Image-based layout entries:
──────────

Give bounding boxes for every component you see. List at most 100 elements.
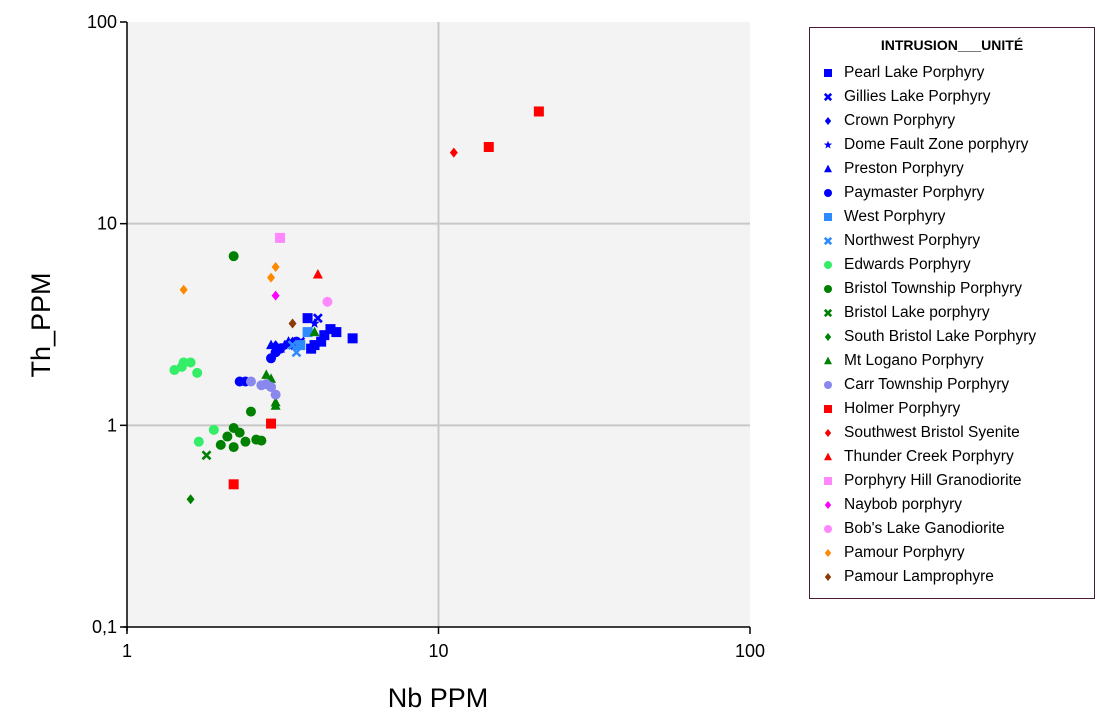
- x-axis-title: Nb PPM: [388, 683, 489, 713]
- data-point: [234, 427, 245, 438]
- legend-label: Bristol Lake porphyry: [844, 304, 990, 321]
- data-point: [302, 327, 313, 338]
- legend-label: Paymaster Porphyry: [844, 184, 985, 201]
- series-20: [179, 261, 280, 295]
- data-point: [291, 347, 302, 358]
- legend-marker-shape: [824, 189, 832, 197]
- legend-label: West Porphyry: [844, 208, 946, 225]
- legend-label: Crown Porphyry: [844, 112, 956, 129]
- legend-item: Gillies Lake Porphyry: [810, 85, 990, 109]
- y-tick-label: 1: [107, 415, 117, 435]
- series-9: [215, 251, 267, 453]
- data-point: [347, 333, 358, 344]
- legend-label: Edwards Porphyry: [844, 256, 971, 273]
- legend-marker-shape: [824, 356, 832, 365]
- legend-label: Dome Fault Zone porphyry: [844, 136, 1029, 153]
- y-tick-label: 0,1: [92, 617, 117, 637]
- legend-marker: [824, 501, 832, 509]
- legend-item: Bob's Lake Ganodiorite: [810, 517, 1005, 541]
- series-7: [287, 340, 302, 358]
- legend-item: Pamour Lamprophyre: [810, 565, 994, 589]
- series-15: [449, 147, 458, 158]
- data-point: [240, 436, 251, 447]
- legend-item: Preston Porphyry: [810, 157, 964, 181]
- legend-marker-shape: [824, 452, 832, 461]
- x-tick-label: 1: [122, 641, 132, 661]
- legend-marker: [824, 573, 832, 581]
- data-point: [261, 369, 272, 379]
- legend-marker: [824, 525, 832, 533]
- series-0: [302, 313, 358, 354]
- data-points: [169, 106, 544, 505]
- legend-label: Preston Porphyry: [844, 160, 964, 177]
- legend-item: Paymaster Porphyry: [810, 181, 984, 205]
- data-point: [325, 324, 336, 335]
- legend-item: Holmer Porphyry: [810, 397, 960, 421]
- data-point: [322, 296, 333, 307]
- data-point: [271, 290, 280, 301]
- legend-marker: [824, 356, 832, 365]
- data-point: [266, 418, 277, 429]
- legend-item: Pamour Porphyry: [810, 541, 965, 565]
- series-19: [322, 296, 333, 307]
- legend-marker-shape: [824, 429, 832, 437]
- data-point: [270, 389, 281, 400]
- legend-item: Dome Fault Zone porphyry: [810, 133, 1028, 157]
- legend-item: Crown Porphyry: [810, 109, 955, 133]
- series-13: [245, 376, 281, 400]
- data-point: [331, 327, 342, 338]
- data-point: [533, 106, 544, 117]
- series-14: [228, 106, 544, 490]
- legend-marker-shape: [824, 213, 832, 221]
- series-11: [186, 494, 195, 505]
- legend-item: Thunder Creek Porphyry: [810, 445, 1014, 469]
- data-point: [267, 272, 276, 283]
- legend-item: West Porphyry: [810, 205, 945, 229]
- legend-marker: [824, 261, 832, 269]
- legend-marker-shape: [824, 501, 832, 509]
- legend-marker: [824, 333, 832, 341]
- legend-marker: [824, 429, 832, 437]
- series-21: [288, 318, 297, 329]
- legend-marker-shape: [823, 308, 833, 318]
- legend-marker-shape: [824, 285, 832, 293]
- legend-label: Pamour Lamprophyre: [844, 568, 994, 585]
- legend-marker: [824, 117, 832, 125]
- data-point: [309, 326, 320, 337]
- data-point: [270, 400, 281, 410]
- legend-marker: [823, 236, 833, 246]
- legend-label: Bob's Lake Ganodiorite: [844, 520, 1005, 537]
- data-point: [483, 141, 494, 152]
- data-point: [228, 251, 239, 262]
- x-tick-label: 10: [428, 641, 448, 661]
- legend-label: South Bristol Lake Porphyry: [844, 328, 1037, 345]
- data-point: [316, 336, 327, 347]
- data-point: [309, 317, 320, 328]
- legend-label: Holmer Porphyry: [844, 400, 961, 417]
- data-point: [201, 450, 212, 461]
- y-axis-title: Th_PPM: [26, 272, 56, 377]
- legend-label: Carr Township Porphyry: [844, 376, 1010, 393]
- legend-marker: [824, 285, 832, 293]
- data-point: [192, 367, 203, 378]
- data-point: [319, 330, 330, 341]
- series-18: [271, 290, 280, 301]
- data-point: [271, 261, 280, 272]
- data-point: [178, 357, 189, 368]
- legend-marker: [823, 92, 833, 102]
- legend-item: Bristol Lake porphyry: [810, 301, 990, 325]
- data-point: [266, 339, 277, 350]
- data-point: [312, 268, 323, 279]
- data-point: [449, 147, 458, 158]
- legend-marker: [824, 452, 832, 461]
- data-point: [179, 284, 188, 295]
- y-tick-label: 100: [87, 12, 117, 32]
- legend-marker: [824, 189, 832, 197]
- data-point: [228, 442, 239, 453]
- legend-marker-shape: [823, 140, 833, 149]
- legend-label: Mt Logano Porphyry: [844, 352, 984, 369]
- legend-label: Gillies Lake Porphyry: [844, 88, 991, 105]
- data-point: [215, 439, 226, 450]
- legend-item: Naybob porphyry: [810, 493, 962, 517]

──────────

Reproduce the lines of the material from the one containing "- x-axis-title: Nb PPM: [388, 683, 489, 713]" through the one containing "- legend-label: Crown", inclusive, substituting "legend-text" for "legend-label" and changing nothing else.

The completed task:
- x-axis-title: Nb PPM: [388, 683, 489, 713]
- data-point: [234, 427, 245, 438]
- legend-text: Bristol Lake porphyry: [844, 304, 990, 321]
- data-point: [302, 327, 313, 338]
- legend-text: Paymaster Porphyry: [844, 184, 985, 201]
- series-20: [179, 261, 280, 295]
- data-point: [291, 347, 302, 358]
- legend-marker-shape: [824, 189, 832, 197]
- legend-text: West Porphyry: [844, 208, 946, 225]
- legend-text: Crown Porphyry: [844, 112, 956, 129]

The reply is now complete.